Direction —
Each record is to be printed again precisely as it reads.

Data rows —
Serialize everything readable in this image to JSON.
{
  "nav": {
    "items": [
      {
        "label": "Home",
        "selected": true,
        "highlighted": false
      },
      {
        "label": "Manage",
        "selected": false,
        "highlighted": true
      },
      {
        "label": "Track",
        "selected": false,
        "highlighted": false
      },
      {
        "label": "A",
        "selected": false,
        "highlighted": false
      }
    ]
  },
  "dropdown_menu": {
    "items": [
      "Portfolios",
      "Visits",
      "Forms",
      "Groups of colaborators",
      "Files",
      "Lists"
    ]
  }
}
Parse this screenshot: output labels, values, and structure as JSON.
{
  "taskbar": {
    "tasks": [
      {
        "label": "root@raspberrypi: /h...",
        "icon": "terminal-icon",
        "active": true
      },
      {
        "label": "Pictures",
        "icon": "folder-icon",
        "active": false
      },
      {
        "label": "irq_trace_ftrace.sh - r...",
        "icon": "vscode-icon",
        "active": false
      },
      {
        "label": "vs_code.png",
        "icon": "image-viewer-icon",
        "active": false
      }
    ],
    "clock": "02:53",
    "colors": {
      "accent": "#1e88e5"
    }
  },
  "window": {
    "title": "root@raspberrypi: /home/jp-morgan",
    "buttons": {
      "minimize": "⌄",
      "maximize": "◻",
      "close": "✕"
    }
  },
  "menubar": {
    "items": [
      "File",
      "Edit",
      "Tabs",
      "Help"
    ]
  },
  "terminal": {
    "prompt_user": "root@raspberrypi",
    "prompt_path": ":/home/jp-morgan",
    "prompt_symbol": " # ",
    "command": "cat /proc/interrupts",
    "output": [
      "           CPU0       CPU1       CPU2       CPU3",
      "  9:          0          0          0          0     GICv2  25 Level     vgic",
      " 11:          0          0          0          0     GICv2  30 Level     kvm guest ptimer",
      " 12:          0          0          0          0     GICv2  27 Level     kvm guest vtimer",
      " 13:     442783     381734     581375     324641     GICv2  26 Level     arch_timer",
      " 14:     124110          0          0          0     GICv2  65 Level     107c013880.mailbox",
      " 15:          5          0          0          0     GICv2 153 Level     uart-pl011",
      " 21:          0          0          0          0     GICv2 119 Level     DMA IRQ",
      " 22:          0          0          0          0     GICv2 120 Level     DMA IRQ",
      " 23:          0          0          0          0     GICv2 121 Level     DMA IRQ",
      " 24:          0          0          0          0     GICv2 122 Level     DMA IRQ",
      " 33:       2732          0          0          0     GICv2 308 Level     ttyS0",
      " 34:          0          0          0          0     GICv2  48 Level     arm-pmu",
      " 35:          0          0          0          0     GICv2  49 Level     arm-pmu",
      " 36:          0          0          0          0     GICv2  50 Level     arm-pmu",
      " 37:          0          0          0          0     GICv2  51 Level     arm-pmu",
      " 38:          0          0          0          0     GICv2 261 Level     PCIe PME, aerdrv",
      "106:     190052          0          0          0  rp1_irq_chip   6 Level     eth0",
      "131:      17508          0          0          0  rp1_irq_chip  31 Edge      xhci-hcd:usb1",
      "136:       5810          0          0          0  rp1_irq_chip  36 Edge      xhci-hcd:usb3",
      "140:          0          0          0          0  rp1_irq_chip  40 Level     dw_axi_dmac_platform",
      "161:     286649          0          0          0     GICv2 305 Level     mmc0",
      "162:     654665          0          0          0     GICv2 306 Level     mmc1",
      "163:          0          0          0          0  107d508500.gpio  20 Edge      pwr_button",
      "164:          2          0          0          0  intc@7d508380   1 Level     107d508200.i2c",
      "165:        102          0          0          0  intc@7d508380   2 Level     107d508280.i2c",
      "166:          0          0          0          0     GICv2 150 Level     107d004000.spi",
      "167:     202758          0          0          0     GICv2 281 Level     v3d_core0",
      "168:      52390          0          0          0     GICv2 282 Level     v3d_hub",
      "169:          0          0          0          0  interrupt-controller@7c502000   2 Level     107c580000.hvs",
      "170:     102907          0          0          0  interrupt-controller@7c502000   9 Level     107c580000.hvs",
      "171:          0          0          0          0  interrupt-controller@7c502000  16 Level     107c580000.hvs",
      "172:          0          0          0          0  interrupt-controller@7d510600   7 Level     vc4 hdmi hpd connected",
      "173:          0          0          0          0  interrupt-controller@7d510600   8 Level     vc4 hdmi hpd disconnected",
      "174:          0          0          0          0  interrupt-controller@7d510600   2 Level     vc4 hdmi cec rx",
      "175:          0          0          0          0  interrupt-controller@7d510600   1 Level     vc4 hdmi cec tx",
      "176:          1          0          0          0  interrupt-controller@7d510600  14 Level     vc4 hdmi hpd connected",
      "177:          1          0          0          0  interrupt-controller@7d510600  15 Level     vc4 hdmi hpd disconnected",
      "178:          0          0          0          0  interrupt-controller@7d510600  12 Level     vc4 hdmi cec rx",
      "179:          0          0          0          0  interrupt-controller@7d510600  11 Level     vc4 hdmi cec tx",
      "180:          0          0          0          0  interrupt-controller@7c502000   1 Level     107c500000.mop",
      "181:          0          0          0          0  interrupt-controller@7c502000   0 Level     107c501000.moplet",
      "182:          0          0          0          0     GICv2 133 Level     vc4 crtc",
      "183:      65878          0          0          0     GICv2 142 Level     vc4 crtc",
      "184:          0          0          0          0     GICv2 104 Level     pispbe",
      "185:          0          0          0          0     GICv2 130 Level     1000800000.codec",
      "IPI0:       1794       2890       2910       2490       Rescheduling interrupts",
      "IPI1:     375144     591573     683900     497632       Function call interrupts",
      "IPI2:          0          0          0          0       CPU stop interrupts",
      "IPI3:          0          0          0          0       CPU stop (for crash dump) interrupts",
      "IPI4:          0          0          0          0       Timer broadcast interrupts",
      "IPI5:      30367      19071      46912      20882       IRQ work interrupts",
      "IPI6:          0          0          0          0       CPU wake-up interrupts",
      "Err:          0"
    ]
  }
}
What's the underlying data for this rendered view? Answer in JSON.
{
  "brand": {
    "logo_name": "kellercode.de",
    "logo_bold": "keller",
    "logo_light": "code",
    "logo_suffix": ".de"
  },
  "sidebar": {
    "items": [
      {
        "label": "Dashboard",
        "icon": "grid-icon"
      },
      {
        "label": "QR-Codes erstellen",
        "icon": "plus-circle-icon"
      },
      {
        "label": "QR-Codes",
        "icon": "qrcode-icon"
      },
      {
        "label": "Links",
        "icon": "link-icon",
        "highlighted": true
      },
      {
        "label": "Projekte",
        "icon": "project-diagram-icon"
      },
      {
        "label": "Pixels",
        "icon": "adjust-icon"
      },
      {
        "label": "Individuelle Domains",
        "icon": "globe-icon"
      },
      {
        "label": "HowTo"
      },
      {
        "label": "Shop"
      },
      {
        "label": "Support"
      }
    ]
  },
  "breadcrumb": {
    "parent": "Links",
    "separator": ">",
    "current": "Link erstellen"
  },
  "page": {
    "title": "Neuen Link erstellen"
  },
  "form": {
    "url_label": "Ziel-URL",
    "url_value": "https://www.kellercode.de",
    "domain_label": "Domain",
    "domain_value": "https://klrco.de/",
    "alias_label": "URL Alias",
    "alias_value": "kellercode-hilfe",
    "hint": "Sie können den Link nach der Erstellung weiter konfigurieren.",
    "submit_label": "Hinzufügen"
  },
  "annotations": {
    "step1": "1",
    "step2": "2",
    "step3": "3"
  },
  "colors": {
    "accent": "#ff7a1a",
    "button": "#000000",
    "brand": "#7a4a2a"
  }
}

Solution to the exercise —
Serialize everything readable in this image to JSON.
{
  "nav": {
    "items": [
      {
        "label": "Home",
        "selected": true,
        "highlighted": false
      },
      {
        "label": "Manage",
        "selected": false,
        "highlighted": true
      },
      {
        "label": "Track",
        "selected": false,
        "highlighted": false
      },
      {
        "label": "A",
        "selected": false,
        "highlighted": false
      }
    ]
  },
  "dropdown_menu": {
    "items": [
      "Portfolios",
      "Visits",
      "Forms",
      "Groups of colaborators",
      "Files",
      "Lists"
    ]
  }
}
Parse this screenshot: output labels, values, and structure as JSON.
{
  "taskbar": {
    "tasks": [
      {
        "label": "root@raspberrypi: /h...",
        "icon": "terminal-icon",
        "active": true
      },
      {
        "label": "Pictures",
        "icon": "folder-icon",
        "active": false
      },
      {
        "label": "irq_trace_ftrace.sh - r...",
        "icon": "vscode-icon",
        "active": false
      },
      {
        "label": "vs_code.png",
        "icon": "image-viewer-icon",
        "active": false
      }
    ],
    "clock": "02:53",
    "colors": {
      "accent": "#1e88e5"
    }
  },
  "window": {
    "title": "root@raspberrypi: /home/jp-morgan",
    "buttons": {
      "minimize": "⌄",
      "maximize": "◻",
      "close": "✕"
    }
  },
  "menubar": {
    "items": [
      "File",
      "Edit",
      "Tabs",
      "Help"
    ]
  },
  "terminal": {
    "prompt_user": "root@raspberrypi",
    "prompt_path": ":/home/jp-morgan",
    "prompt_symbol": " # ",
    "command": "cat /proc/interrupts",
    "output": [
      "           CPU0       CPU1       CPU2       CPU3",
      "  9:          0          0          0          0     GICv2  25 Level     vgic",
      " 11:          0          0          0          0     GICv2  30 Level     kvm guest ptimer",
      " 12:          0          0          0          0     GICv2  27 Level     kvm guest vtimer",
      " 13:     442783     381734     581375     324641     GICv2  26 Level     arch_timer",
      " 14:     124110          0          0          0     GICv2  65 Level     107c013880.mailbox",
      " 15:          5          0          0          0     GICv2 153 Level     uart-pl011",
      " 21:          0          0          0          0     GICv2 119 Level     DMA IRQ",
      " 22:          0          0          0          0     GICv2 120 Level     DMA IRQ",
      " 23:          0          0          0          0     GICv2 121 Level     DMA IRQ",
      " 24:          0          0          0          0     GICv2 122 Level     DMA IRQ",
      " 33:       2732          0          0          0     GICv2 308 Level     ttyS0",
      " 34:          0          0          0          0     GICv2  48 Level     arm-pmu",
      " 35:          0          0          0          0     GICv2  49 Level     arm-pmu",
      " 36:          0          0          0          0     GICv2  50 Level     arm-pmu",
      " 37:          0          0          0          0     GICv2  51 Level     arm-pmu",
      " 38:          0          0          0          0     GICv2 261 Level     PCIe PME, aerdrv",
      "106:     190052          0          0          0  rp1_irq_chip   6 Level     eth0",
      "131:      17508          0          0          0  rp1_irq_chip  31 Edge      xhci-hcd:usb1",
      "136:       5810          0          0          0  rp1_irq_chip  36 Edge      xhci-hcd:usb3",
      "140:          0          0          0          0  rp1_irq_chip  40 Level     dw_axi_dmac_platform",
      "161:     286649          0          0          0     GICv2 305 Level     mmc0",
      "162:     654665          0          0          0     GICv2 306 Level     mmc1",
      "163:          0          0          0          0  107d508500.gpio  20 Edge      pwr_button",
      "164:          2          0          0          0  intc@7d508380   1 Level     107d508200.i2c",
      "165:        102          0          0          0  intc@7d508380   2 Level     107d508280.i2c",
      "166:          0          0          0          0     GICv2 150 Level     107d004000.spi",
      "167:     202758          0          0          0     GICv2 281 Level     v3d_core0",
      "168:      52390          0          0          0     GICv2 282 Level     v3d_hub",
      "169:          0          0          0          0  interrupt-controller@7c502000   2 Level     107c580000.hvs",
      "170:     102907          0          0          0  interrupt-controller@7c502000   9 Level     107c580000.hvs",
      "171:          0          0          0          0  interrupt-controller@7c502000  16 Level     107c580000.hvs",
      "172:          0          0          0          0  interrupt-controller@7d510600   7 Level     vc4 hdmi hpd connected",
      "173:          0          0          0          0  interrupt-controller@7d510600   8 Level     vc4 hdmi hpd disconnected",
      "174:          0          0          0          0  interrupt-controller@7d510600   2 Level     vc4 hdmi cec rx",
      "175:          0          0          0          0  interrupt-controller@7d510600   1 Level     vc4 hdmi cec tx",
      "176:          1          0          0          0  interrupt-controller@7d510600  14 Level     vc4 hdmi hpd connected",
      "177:          1          0          0          0  interrupt-controller@7d510600  15 Level     vc4 hdmi hpd disconnected",
      "178:          0          0          0          0  interrupt-controller@7d510600  12 Level     vc4 hdmi cec rx",
      "179:          0          0          0          0  interrupt-controller@7d510600  11 Level     vc4 hdmi cec tx",
      "180:          0          0          0          0  interrupt-controller@7c502000   1 Level     107c500000.mop",
      "181:          0          0          0          0  interrupt-controller@7c502000   0 Level     107c501000.moplet",
      "182:          0          0          0          0     GICv2 133 Level     vc4 crtc",
      "183:      65878          0          0          0     GICv2 142 Level     vc4 crtc",
      "184:          0          0          0          0     GICv2 104 Level     pispbe",
      "185:          0          0          0          0     GICv2 130 Level     1000800000.codec",
      "IPI0:       1794       2890       2910       2490       Rescheduling interrupts",
      "IPI1:     375144     591573     683900     497632       Function call interrupts",
      "IPI2:          0          0          0          0       CPU stop interrupts",
      "IPI3:          0          0          0          0       CPU stop (for crash dump) interrupts",
      "IPI4:          0          0          0          0       Timer broadcast interrupts",
      "IPI5:      30367      19071      46912      20882       IRQ work interrupts",
      "IPI6:          0          0          0          0       CPU wake-up interrupts",
      "Err:          0"
    ]
  }
}
What's the underlying data for this rendered view? Answer in JSON.
{
  "brand": {
    "logo_name": "kellercode.de",
    "logo_bold": "keller",
    "logo_light": "code",
    "logo_suffix": ".de"
  },
  "sidebar": {
    "items": [
      {
        "label": "Dashboard",
        "icon": "grid-icon"
      },
      {
        "label": "QR-Codes erstellen",
        "icon": "plus-circle-icon"
      },
      {
        "label": "QR-Codes",
        "icon": "qrcode-icon"
      },
      {
        "label": "Links",
        "icon": "link-icon",
        "highlighted": true
      },
      {
        "label": "Projekte",
        "icon": "project-diagram-icon"
      },
      {
        "label": "Pixels",
        "icon": "adjust-icon"
      },
      {
        "label": "Individuelle Domains",
        "icon": "globe-icon"
      },
      {
        "label": "HowTo"
      },
      {
        "label": "Shop"
      },
      {
        "label": "Support"
      }
    ]
  },
  "breadcrumb": {
    "parent": "Links",
    "separator": ">",
    "current": "Link erstellen"
  },
  "page": {
    "title": "Neuen Link erstellen"
  },
  "form": {
    "url_label": "Ziel-URL",
    "url_value": "https://www.kellercode.de",
    "domain_label": "Domain",
    "domain_value": "https://klrco.de/",
    "alias_label": "URL Alias",
    "alias_value": "kellercode-hilfe",
    "hint": "Sie können den Link nach der Erstellung weiter konfigurieren.",
    "submit_label": "Hinzufügen"
  },
  "annotations": {
    "step1": "1",
    "step2": "2",
    "step3": "3"
  },
  "colors": {
    "accent": "#ff7a1a",
    "button": "#000000",
    "brand": "#7a4a2a"
  }
}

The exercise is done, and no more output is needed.